=== Information provided ===
-- START --
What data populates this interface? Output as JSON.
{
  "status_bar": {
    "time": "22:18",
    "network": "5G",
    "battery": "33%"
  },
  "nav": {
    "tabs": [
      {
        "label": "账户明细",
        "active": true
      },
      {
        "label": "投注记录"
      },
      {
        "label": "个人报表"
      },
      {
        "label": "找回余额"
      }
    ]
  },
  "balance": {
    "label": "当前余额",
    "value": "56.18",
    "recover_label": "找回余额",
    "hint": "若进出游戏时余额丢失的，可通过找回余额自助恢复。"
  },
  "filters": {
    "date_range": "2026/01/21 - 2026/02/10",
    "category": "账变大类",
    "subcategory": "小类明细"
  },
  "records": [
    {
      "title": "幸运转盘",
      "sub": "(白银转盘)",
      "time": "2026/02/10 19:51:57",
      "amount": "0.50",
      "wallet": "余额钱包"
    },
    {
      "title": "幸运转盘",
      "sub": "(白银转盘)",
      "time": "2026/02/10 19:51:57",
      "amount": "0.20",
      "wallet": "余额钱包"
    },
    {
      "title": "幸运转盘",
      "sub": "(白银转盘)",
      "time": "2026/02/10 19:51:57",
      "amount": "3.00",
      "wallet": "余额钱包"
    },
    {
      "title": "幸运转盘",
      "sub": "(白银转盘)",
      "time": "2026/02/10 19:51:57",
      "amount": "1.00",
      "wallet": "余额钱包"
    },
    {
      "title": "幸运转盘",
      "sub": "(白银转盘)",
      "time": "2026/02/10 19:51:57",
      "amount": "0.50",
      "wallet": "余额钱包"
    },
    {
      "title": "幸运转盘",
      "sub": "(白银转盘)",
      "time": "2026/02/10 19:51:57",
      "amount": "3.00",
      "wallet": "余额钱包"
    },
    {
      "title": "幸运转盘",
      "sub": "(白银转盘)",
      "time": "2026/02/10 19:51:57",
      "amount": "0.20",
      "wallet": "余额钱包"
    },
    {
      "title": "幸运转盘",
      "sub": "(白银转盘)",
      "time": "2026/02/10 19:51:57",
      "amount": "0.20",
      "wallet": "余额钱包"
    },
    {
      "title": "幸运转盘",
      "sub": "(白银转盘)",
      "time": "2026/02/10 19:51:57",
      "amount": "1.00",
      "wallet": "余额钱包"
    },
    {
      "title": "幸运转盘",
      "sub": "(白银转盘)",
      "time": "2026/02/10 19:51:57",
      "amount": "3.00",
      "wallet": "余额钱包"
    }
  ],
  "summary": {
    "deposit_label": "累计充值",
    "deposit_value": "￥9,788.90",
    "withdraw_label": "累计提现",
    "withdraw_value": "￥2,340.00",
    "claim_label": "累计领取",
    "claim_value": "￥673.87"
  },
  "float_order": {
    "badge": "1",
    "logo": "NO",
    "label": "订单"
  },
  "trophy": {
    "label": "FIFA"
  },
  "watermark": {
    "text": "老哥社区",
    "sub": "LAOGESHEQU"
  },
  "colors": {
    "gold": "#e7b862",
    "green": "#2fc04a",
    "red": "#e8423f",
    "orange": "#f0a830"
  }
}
-- END --
Please repeat the material above, word for word and in full.

What data populates this interface? Output as JSON.
{
  "status_bar": {
    "time": "22:18",
    "network": "5G",
    "battery": "33%"
  },
  "nav": {
    "tabs": [
      {
        "label": "账户明细",
        "active": true
      },
      {
        "label": "投注记录"
      },
      {
        "label": "个人报表"
      },
      {
        "label": "找回余额"
      }
    ]
  },
  "balance": {
    "label": "当前余额",
    "value": "56.18",
    "recover_label": "找回余额",
    "hint": "若进出游戏时余额丢失的，可通过找回余额自助恢复。"
  },
  "filters": {
    "date_range": "2026/01/21 - 2026/02/10",
    "category": "账变大类",
    "subcategory": "小类明细"
  },
  "records": [
    {
      "title": "幸运转盘",
      "sub": "(白银转盘)",
      "time": "2026/02/10 19:51:57",
      "amount": "0.50",
      "wallet": "余额钱包"
    },
    {
      "title": "幸运转盘",
      "sub": "(白银转盘)",
      "time": "2026/02/10 19:51:57",
      "amount": "0.20",
      "wallet": "余额钱包"
    },
    {
      "title": "幸运转盘",
      "sub": "(白银转盘)",
      "time": "2026/02/10 19:51:57",
      "amount": "3.00",
      "wallet": "余额钱包"
    },
    {
      "title": "幸运转盘",
      "sub": "(白银转盘)",
      "time": "2026/02/10 19:51:57",
      "amount": "1.00",
      "wallet": "余额钱包"
    },
    {
      "title": "幸运转盘",
      "sub": "(白银转盘)",
      "time": "2026/02/10 19:51:57",
      "amount": "0.50",
      "wallet": "余额钱包"
    },
    {
      "title": "幸运转盘",
      "sub": "(白银转盘)",
      "time": "2026/02/10 19:51:57",
      "amount": "3.00",
      "wallet": "余额钱包"
    },
    {
      "title": "幸运转盘",
      "sub": "(白银转盘)",
      "time": "2026/02/10 19:51:57",
      "amount": "0.20",
      "wallet": "余额钱包"
    },
    {
      "title": "幸运转盘",
      "sub": "(白银转盘)",
      "time": "2026/02/10 19:51:57",
      "amount": "0.20",
      "wallet": "余额钱包"
    },
    {
      "title": "幸运转盘",
      "sub": "(白银转盘)",
      "time": "2026/02/10 19:51:57",
      "amount": "1.00",
      "wallet": "余额钱包"
    },
    {
      "title": "幸运转盘",
      "sub": "(白银转盘)",
      "time": "2026/02/10 19:51:57",
      "amount": "3.00",
      "wallet": "余额钱包"
    }
  ],
  "summary": {
    "deposit_label": "累计充值",
    "deposit_value": "￥9,788.90",
    "withdraw_label": "累计提现",
    "withdraw_value": "￥2,340.00",
    "claim_label": "累计领取",
    "claim_value": "￥673.87"
  },
  "float_order": {
    "badge": "1",
    "logo": "NO",
    "label": "订单"
  },
  "trophy": {
    "label": "FIFA"
  },
  "watermark": {
    "text": "老哥社区",
    "sub": "LAOGESHEQU"
  },
  "colors": {
    "gold": "#e7b862",
    "green": "#2fc04a",
    "red": "#e8423f",
    "orange": "#f0a830"
  }
}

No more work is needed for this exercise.